DIRECTIONS FOR THIS TASK :: Where the word "title" occurs in a line, return that line.

------

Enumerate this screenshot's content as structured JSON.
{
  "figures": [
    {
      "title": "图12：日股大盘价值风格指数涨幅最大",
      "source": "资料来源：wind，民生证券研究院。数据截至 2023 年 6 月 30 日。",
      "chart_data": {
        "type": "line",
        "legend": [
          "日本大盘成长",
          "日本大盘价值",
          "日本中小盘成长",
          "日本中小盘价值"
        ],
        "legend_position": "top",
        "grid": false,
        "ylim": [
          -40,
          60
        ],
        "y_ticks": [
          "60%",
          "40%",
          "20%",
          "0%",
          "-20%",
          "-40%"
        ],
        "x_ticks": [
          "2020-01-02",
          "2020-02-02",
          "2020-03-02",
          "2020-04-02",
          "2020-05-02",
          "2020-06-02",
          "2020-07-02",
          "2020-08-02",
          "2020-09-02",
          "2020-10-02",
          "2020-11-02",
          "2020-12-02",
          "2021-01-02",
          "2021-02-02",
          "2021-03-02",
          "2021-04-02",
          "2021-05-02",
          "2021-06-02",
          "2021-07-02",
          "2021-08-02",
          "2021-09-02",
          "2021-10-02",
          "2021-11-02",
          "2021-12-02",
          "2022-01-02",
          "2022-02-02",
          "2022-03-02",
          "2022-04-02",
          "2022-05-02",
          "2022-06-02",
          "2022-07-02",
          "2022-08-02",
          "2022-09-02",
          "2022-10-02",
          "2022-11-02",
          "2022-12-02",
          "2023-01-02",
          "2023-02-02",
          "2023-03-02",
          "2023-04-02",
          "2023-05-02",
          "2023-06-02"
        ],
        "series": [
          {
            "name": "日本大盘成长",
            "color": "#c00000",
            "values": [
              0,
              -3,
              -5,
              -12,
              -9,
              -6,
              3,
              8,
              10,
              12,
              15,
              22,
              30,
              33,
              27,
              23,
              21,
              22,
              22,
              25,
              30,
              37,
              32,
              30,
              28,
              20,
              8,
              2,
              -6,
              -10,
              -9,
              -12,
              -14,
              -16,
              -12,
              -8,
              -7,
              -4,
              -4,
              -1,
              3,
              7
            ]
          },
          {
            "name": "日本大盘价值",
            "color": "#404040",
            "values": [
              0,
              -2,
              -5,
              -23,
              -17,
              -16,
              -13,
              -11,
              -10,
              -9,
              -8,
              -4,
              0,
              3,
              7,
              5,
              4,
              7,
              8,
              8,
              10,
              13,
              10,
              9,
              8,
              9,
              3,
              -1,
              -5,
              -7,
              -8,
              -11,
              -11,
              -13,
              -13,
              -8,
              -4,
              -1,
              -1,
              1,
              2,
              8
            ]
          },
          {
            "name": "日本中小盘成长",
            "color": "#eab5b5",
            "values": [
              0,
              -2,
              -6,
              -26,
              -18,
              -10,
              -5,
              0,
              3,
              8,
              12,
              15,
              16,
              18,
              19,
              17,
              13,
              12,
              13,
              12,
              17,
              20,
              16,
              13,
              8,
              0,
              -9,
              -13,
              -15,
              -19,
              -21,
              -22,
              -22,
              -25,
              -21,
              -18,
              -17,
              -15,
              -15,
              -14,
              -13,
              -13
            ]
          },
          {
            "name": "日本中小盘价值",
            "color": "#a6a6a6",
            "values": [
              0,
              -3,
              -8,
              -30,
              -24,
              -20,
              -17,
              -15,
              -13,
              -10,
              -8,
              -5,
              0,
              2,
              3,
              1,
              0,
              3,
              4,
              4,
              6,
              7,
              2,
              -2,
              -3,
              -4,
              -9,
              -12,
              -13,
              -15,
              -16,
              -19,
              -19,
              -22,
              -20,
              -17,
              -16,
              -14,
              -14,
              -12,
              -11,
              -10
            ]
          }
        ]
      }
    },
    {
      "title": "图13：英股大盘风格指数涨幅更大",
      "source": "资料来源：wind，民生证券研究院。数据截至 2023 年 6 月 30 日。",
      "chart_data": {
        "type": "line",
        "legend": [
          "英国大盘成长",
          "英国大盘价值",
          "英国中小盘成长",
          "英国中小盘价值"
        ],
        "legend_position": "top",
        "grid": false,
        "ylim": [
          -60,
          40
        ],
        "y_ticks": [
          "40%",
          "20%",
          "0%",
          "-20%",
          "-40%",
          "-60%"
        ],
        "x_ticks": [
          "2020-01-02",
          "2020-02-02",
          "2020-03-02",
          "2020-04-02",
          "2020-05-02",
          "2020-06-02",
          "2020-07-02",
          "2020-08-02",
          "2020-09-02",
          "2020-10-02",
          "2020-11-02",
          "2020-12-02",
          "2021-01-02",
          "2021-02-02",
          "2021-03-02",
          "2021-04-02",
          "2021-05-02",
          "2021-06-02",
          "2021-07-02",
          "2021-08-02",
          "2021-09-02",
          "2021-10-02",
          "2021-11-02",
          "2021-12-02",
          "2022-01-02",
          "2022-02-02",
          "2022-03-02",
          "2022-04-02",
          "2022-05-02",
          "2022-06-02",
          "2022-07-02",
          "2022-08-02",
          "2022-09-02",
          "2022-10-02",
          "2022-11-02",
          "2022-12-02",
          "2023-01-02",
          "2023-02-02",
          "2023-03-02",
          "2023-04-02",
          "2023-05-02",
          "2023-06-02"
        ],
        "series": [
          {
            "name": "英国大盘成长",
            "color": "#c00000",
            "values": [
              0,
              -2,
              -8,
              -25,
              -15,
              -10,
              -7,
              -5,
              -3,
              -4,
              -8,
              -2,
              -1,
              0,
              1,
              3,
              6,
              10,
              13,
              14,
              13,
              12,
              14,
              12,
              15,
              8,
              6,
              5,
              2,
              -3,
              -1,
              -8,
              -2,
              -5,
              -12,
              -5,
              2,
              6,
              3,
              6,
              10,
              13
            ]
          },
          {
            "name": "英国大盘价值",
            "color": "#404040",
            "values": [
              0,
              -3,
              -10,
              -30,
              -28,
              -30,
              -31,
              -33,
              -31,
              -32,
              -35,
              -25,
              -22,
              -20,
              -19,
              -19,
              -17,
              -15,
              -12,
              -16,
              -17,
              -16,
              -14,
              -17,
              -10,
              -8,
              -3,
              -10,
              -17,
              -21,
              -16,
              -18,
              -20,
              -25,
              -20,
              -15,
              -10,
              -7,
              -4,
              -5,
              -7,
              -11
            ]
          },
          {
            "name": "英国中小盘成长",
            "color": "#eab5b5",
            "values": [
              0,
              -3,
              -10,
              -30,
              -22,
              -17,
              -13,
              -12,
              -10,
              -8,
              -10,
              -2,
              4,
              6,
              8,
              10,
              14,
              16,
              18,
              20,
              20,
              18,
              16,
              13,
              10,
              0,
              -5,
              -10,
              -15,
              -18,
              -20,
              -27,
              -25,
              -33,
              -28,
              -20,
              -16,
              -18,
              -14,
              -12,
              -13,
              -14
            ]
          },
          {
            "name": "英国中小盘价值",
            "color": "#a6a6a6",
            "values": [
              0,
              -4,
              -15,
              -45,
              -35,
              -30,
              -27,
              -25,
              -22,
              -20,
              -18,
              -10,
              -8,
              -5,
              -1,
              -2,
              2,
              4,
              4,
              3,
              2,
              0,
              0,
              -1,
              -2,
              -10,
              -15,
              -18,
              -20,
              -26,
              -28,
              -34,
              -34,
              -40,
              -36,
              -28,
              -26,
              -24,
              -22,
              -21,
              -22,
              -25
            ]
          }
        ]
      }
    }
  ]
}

------

RESPONSE BELOW ::
      "title": "图12：日股大盘价值风格指数涨幅最大",
      "title": "图13：英股大盘风格指数涨幅更大",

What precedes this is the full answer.